begin

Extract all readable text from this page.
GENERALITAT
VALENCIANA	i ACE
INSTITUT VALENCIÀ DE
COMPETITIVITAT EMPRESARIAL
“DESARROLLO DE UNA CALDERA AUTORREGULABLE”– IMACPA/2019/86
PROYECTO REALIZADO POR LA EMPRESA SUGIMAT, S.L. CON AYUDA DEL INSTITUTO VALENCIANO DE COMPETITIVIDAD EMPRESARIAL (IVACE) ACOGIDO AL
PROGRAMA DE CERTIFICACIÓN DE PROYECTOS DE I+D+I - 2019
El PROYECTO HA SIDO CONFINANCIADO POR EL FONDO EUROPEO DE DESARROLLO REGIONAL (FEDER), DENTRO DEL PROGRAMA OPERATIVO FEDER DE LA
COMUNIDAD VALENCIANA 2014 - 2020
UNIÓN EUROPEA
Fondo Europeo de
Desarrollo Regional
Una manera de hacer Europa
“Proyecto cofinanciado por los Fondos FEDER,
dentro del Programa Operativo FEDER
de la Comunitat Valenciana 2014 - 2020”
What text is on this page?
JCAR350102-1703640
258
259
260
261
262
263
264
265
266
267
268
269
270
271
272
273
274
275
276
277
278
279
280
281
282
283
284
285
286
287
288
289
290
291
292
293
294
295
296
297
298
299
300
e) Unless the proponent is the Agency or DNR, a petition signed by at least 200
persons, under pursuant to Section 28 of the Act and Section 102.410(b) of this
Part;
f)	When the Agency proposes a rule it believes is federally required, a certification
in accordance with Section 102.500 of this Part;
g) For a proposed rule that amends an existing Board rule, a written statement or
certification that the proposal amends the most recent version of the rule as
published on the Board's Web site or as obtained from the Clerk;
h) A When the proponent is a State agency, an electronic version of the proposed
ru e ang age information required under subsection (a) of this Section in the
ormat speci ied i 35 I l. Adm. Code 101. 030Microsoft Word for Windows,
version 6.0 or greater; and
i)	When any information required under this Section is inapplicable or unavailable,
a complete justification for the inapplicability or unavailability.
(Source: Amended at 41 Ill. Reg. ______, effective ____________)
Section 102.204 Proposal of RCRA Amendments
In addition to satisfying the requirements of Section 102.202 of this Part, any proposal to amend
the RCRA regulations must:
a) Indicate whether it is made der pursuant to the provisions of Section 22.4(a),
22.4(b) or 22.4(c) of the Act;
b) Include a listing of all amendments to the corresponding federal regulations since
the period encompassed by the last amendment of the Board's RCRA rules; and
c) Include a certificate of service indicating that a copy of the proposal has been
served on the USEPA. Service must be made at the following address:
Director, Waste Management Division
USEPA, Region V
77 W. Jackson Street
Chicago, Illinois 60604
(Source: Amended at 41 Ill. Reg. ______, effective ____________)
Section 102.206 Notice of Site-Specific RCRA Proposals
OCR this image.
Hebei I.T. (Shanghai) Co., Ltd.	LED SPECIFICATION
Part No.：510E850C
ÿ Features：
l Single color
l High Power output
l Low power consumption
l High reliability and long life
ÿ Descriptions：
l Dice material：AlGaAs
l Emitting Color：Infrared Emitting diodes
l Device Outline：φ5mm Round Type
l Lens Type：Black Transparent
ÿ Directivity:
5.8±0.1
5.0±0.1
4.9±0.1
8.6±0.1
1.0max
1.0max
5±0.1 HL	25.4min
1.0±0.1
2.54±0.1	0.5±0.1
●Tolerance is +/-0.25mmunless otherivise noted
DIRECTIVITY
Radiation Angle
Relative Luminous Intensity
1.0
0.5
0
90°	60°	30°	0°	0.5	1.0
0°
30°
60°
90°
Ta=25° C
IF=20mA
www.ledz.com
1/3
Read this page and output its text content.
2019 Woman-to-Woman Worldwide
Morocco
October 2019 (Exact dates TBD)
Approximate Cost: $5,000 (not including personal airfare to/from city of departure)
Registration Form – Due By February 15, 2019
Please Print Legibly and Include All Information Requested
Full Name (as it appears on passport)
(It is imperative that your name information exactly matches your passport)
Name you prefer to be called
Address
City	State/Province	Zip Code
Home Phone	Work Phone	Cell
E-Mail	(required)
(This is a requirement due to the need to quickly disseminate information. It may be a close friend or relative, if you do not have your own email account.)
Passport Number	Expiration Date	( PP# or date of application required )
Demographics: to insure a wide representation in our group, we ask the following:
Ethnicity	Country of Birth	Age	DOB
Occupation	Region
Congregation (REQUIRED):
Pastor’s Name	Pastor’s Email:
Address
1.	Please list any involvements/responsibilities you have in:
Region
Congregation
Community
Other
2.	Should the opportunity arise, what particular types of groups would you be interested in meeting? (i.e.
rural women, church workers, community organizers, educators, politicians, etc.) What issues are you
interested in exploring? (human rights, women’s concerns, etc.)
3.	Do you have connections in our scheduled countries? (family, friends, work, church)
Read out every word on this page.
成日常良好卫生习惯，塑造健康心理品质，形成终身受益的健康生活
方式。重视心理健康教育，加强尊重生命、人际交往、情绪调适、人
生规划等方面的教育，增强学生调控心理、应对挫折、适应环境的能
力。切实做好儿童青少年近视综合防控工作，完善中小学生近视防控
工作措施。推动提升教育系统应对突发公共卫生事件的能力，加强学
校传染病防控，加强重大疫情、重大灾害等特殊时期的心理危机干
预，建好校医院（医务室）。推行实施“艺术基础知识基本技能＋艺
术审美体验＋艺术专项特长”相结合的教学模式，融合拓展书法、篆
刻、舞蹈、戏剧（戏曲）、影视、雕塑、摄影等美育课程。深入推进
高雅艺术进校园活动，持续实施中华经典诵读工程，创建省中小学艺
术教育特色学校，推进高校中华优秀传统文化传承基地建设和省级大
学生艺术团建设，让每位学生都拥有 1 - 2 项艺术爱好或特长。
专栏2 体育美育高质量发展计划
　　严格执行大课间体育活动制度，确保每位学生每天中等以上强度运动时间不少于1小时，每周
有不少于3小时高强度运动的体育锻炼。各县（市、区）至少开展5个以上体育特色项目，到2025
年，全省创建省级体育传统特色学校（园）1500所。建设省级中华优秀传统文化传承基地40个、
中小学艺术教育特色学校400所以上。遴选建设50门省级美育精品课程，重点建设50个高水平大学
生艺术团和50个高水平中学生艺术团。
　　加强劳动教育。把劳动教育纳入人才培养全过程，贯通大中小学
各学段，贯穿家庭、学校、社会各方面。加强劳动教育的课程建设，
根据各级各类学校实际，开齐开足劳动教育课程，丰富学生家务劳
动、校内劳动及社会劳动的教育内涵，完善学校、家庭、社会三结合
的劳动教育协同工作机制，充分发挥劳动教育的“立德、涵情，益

end

Problem statement: Could you give again exactly the lines from the line containing "Read out every word on this page." through the final line of the data above, and no others?

Response to the task:
Read out every word on this page.
成日常良好卫生习惯，塑造健康心理品质，形成终身受益的健康生活
方式。重视心理健康教育，加强尊重生命、人际交往、情绪调适、人
生规划等方面的教育，增强学生调控心理、应对挫折、适应环境的能
力。切实做好儿童青少年近视综合防控工作，完善中小学生近视防控
工作措施。推动提升教育系统应对突发公共卫生事件的能力，加强学
校传染病防控，加强重大疫情、重大灾害等特殊时期的心理危机干
预，建好校医院（医务室）。推行实施“艺术基础知识基本技能＋艺
术审美体验＋艺术专项特长”相结合的教学模式，融合拓展书法、篆
刻、舞蹈、戏剧（戏曲）、影视、雕塑、摄影等美育课程。深入推进
高雅艺术进校园活动，持续实施中华经典诵读工程，创建省中小学艺
术教育特色学校，推进高校中华优秀传统文化传承基地建设和省级大
学生艺术团建设，让每位学生都拥有 1 - 2 项艺术爱好或特长。
专栏2 体育美育高质量发展计划
　　严格执行大课间体育活动制度，确保每位学生每天中等以上强度运动时间不少于1小时，每周
有不少于3小时高强度运动的体育锻炼。各县（市、区）至少开展5个以上体育特色项目，到2025
年，全省创建省级体育传统特色学校（园）1500所。建设省级中华优秀传统文化传承基地40个、
中小学艺术教育特色学校400所以上。遴选建设50门省级美育精品课程，重点建设50个高水平大学
生艺术团和50个高水平中学生艺术团。
　　加强劳动教育。把劳动教育纳入人才培养全过程，贯通大中小学
各学段，贯穿家庭、学校、社会各方面。加强劳动教育的课程建设，
根据各级各类学校实际，开齐开足劳动教育课程，丰富学生家务劳
动、校内劳动及社会劳动的教育内涵，完善学校、家庭、社会三结合
的劳动教育协同工作机制，充分发挥劳动教育的“立德、涵情，益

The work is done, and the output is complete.